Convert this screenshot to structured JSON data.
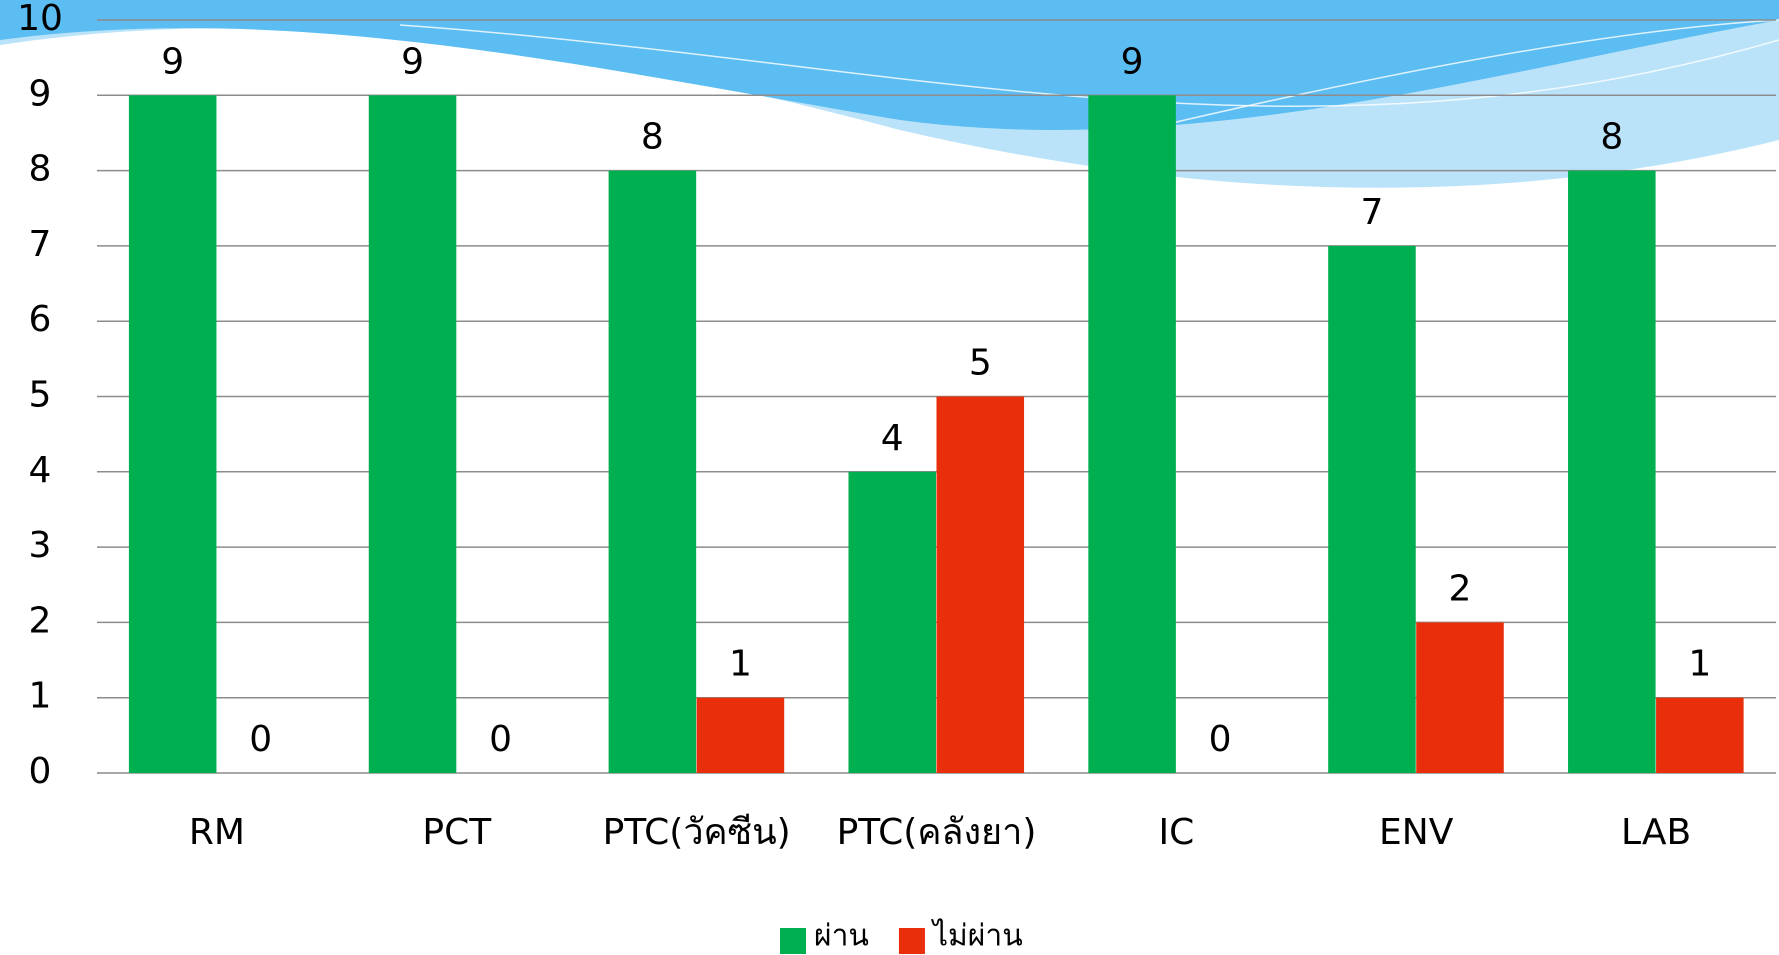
{
  "chart_data": {
    "type": "bar",
    "categories": [
      "RM",
      "PCT",
      "PTC(วัคซีน)",
      "PTC(คลังยา)",
      "IC",
      "ENV",
      "LAB"
    ],
    "series": [
      {
        "name": "ผ่าน",
        "color": "#00b050",
        "values": [
          9,
          9,
          8,
          4,
          9,
          7,
          8
        ]
      },
      {
        "name": "ไม่ผ่าน",
        "color": "#e92e0c",
        "values": [
          0,
          0,
          1,
          5,
          0,
          2,
          1
        ]
      }
    ],
    "ylim": [
      0,
      10
    ],
    "yticks": [
      0,
      1,
      2,
      3,
      4,
      5,
      6,
      7,
      8,
      9,
      10
    ],
    "grid": true,
    "legend": "bottom"
  }
}
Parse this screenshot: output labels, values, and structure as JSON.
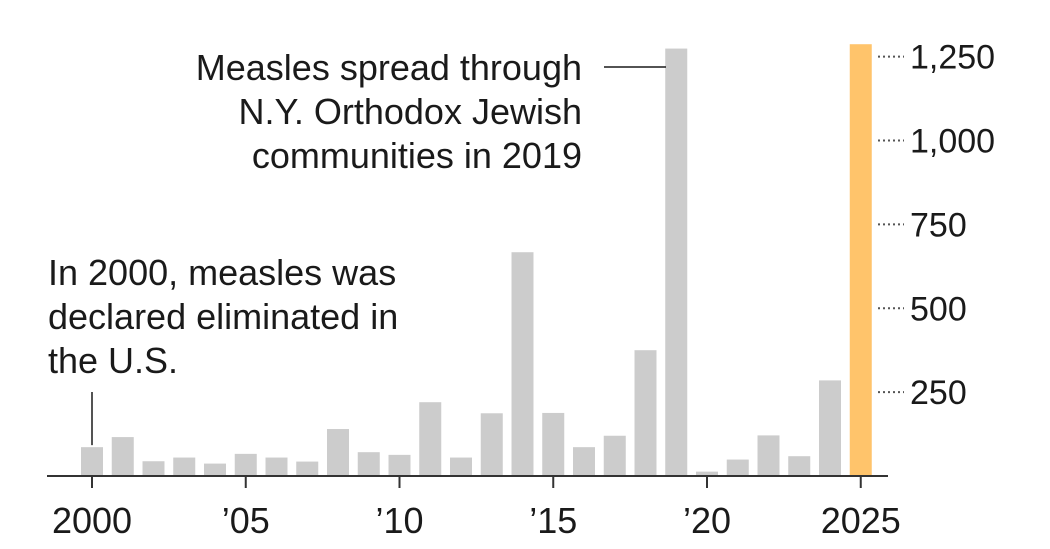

◆ WHAT IS ASKED ◆
Reproduce every record above exactly, but leave out the pictures.

◆ EXPECTED ANSWER ◆
Convert this screenshot to structured JSON data.
{
  "chart_data": {
    "type": "bar",
    "categories": [
      "RM",
      "PCT",
      "PTC(วัคซีน)",
      "PTC(คลังยา)",
      "IC",
      "ENV",
      "LAB"
    ],
    "series": [
      {
        "name": "ผ่าน",
        "color": "#00b050",
        "values": [
          9,
          9,
          8,
          4,
          9,
          7,
          8
        ]
      },
      {
        "name": "ไม่ผ่าน",
        "color": "#e92e0c",
        "values": [
          0,
          0,
          1,
          5,
          0,
          2,
          1
        ]
      }
    ],
    "ylim": [
      0,
      10
    ],
    "yticks": [
      0,
      1,
      2,
      3,
      4,
      5,
      6,
      7,
      8,
      9,
      10
    ],
    "grid": true,
    "legend": "bottom"
  }
}
Parse this screenshot: output labels, values, and structure as JSON.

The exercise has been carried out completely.